Problem details
Scan the data for lines with "کنید" and report the count by itself.

(Collected data entries)
━━━━━━

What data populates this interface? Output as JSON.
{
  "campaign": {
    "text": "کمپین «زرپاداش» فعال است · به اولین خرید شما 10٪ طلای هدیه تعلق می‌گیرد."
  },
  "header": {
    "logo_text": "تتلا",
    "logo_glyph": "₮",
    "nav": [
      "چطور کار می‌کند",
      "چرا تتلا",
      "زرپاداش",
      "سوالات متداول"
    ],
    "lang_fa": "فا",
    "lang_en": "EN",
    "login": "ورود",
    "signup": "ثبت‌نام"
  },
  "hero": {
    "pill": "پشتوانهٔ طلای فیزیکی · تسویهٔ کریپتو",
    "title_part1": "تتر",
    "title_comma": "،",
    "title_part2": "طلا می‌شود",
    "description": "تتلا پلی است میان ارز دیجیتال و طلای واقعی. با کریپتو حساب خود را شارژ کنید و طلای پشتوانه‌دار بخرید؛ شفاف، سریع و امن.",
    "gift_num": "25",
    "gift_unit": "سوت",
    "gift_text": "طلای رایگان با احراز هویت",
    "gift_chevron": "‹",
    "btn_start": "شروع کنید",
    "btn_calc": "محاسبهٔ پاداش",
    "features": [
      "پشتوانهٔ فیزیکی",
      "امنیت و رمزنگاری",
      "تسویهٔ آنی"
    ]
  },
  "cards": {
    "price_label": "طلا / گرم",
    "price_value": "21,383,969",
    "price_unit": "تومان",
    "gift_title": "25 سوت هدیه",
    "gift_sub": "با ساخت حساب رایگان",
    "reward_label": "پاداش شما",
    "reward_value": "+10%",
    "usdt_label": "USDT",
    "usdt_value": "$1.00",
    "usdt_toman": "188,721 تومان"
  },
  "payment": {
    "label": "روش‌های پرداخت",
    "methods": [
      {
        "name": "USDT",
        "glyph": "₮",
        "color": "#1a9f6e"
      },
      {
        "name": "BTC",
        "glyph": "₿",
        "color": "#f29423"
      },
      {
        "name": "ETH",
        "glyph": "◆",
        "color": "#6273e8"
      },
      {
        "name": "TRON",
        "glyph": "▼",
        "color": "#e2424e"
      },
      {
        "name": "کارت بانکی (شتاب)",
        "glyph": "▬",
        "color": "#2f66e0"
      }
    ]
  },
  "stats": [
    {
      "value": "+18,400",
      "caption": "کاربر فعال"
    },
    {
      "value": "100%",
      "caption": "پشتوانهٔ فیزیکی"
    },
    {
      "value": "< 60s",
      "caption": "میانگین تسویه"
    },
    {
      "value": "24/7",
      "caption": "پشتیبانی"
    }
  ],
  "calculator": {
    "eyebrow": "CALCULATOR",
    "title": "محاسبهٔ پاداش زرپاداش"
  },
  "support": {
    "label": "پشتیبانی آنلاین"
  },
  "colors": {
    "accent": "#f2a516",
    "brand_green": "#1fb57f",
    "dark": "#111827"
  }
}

━━━━━━

Exercise result
2